## Stated goal
Tell how many lines in the data below include the word "close". The answer is the number only.

## Input rows
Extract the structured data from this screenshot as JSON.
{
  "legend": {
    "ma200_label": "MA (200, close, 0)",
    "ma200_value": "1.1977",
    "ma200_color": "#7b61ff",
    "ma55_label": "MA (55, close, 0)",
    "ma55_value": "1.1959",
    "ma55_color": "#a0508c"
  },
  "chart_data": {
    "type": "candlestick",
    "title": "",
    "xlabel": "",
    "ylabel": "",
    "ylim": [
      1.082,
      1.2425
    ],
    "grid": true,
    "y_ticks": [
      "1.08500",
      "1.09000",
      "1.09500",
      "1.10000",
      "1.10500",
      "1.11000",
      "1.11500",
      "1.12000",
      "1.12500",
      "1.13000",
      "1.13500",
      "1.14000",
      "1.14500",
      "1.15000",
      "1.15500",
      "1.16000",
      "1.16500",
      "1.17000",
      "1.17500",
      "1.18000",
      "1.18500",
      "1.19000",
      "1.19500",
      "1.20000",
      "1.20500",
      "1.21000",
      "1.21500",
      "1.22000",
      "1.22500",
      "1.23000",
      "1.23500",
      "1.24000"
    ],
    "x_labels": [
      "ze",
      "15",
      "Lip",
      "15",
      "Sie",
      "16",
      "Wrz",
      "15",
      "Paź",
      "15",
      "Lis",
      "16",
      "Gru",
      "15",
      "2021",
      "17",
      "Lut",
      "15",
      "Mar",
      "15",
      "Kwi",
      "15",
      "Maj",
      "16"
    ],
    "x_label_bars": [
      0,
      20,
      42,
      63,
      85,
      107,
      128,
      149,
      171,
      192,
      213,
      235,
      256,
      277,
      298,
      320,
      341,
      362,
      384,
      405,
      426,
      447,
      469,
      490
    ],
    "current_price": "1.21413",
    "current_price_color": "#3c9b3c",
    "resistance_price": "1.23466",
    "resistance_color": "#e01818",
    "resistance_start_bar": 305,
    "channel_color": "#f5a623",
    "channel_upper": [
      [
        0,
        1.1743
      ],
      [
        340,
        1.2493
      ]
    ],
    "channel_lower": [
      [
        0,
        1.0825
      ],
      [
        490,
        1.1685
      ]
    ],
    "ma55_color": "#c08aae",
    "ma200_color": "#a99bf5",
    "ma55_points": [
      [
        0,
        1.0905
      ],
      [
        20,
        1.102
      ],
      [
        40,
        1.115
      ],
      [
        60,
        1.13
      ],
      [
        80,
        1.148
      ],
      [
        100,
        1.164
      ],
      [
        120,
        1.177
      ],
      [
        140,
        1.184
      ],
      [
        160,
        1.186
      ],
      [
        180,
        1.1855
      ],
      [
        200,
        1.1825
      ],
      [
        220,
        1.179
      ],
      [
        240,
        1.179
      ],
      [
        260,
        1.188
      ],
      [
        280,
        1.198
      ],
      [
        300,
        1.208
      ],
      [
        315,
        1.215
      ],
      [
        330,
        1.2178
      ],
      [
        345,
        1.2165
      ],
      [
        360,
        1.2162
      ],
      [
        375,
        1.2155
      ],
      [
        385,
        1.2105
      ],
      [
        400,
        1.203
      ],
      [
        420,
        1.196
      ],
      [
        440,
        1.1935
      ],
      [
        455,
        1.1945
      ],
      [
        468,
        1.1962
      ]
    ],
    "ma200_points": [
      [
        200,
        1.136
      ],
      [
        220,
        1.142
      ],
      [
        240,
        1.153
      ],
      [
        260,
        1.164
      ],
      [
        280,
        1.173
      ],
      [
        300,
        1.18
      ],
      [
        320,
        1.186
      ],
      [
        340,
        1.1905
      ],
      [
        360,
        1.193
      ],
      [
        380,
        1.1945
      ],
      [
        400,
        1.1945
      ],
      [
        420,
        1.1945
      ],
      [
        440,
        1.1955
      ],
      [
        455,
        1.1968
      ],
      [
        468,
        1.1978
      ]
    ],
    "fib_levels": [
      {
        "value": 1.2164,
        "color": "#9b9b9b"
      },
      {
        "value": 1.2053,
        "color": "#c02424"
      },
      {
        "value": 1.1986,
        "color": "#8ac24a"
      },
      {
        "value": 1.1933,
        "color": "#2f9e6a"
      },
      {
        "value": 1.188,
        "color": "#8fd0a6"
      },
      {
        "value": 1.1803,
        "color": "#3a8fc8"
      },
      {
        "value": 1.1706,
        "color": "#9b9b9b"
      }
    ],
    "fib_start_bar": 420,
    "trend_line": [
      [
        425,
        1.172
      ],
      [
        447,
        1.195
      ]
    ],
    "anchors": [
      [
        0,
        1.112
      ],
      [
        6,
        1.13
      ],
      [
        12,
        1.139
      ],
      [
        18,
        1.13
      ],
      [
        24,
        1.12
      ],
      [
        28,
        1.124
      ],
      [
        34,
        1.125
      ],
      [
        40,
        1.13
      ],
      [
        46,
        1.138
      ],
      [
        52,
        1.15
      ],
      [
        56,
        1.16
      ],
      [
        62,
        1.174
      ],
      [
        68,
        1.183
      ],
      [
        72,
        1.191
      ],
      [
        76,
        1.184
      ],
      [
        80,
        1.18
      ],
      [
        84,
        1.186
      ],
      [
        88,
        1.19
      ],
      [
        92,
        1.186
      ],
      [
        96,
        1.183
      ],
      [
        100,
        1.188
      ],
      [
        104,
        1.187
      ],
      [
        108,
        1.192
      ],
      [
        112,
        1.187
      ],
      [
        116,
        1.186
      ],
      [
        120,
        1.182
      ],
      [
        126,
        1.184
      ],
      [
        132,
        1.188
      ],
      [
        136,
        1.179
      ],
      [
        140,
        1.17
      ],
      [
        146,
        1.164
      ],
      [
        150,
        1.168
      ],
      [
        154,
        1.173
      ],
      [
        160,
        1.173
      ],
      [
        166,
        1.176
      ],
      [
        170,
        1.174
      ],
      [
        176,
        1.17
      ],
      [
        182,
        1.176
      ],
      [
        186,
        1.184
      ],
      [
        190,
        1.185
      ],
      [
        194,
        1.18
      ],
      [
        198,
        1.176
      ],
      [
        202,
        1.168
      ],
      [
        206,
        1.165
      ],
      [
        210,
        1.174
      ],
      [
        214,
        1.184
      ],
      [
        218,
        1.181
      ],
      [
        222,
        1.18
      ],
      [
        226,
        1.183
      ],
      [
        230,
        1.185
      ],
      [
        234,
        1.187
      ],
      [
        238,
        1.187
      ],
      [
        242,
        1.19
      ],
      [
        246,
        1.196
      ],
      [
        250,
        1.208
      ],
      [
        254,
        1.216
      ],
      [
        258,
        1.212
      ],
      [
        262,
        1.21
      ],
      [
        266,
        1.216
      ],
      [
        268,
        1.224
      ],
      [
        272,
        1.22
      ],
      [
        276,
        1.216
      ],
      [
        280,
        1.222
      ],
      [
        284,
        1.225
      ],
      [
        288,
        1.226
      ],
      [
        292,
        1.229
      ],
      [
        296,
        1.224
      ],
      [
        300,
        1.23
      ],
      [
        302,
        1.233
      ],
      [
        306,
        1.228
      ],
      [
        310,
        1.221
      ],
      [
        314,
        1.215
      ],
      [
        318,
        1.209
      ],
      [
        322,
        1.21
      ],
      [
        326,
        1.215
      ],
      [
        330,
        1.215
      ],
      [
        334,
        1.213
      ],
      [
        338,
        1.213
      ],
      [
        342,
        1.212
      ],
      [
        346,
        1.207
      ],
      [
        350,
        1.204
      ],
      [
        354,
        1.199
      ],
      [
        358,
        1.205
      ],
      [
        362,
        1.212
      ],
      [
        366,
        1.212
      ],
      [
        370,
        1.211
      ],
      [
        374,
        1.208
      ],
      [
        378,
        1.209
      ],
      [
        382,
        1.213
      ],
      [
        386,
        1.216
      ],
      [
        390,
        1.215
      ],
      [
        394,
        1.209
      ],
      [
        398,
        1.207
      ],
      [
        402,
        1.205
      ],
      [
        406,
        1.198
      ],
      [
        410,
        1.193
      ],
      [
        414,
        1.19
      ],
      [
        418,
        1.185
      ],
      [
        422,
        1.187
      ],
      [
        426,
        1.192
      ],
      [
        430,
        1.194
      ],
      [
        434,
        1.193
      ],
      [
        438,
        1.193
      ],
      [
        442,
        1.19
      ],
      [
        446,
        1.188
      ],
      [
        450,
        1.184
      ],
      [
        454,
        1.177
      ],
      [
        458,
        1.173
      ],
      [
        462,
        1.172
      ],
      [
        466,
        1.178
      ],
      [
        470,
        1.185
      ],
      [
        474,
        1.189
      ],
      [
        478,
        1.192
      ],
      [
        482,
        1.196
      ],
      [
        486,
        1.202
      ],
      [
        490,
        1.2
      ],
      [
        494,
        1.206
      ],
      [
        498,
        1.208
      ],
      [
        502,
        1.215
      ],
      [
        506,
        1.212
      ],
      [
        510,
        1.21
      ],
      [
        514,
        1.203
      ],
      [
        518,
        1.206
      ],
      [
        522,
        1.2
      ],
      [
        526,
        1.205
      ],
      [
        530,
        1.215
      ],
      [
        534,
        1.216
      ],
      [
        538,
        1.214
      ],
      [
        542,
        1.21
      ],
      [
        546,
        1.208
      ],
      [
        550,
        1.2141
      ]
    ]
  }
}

## Exercise answer
2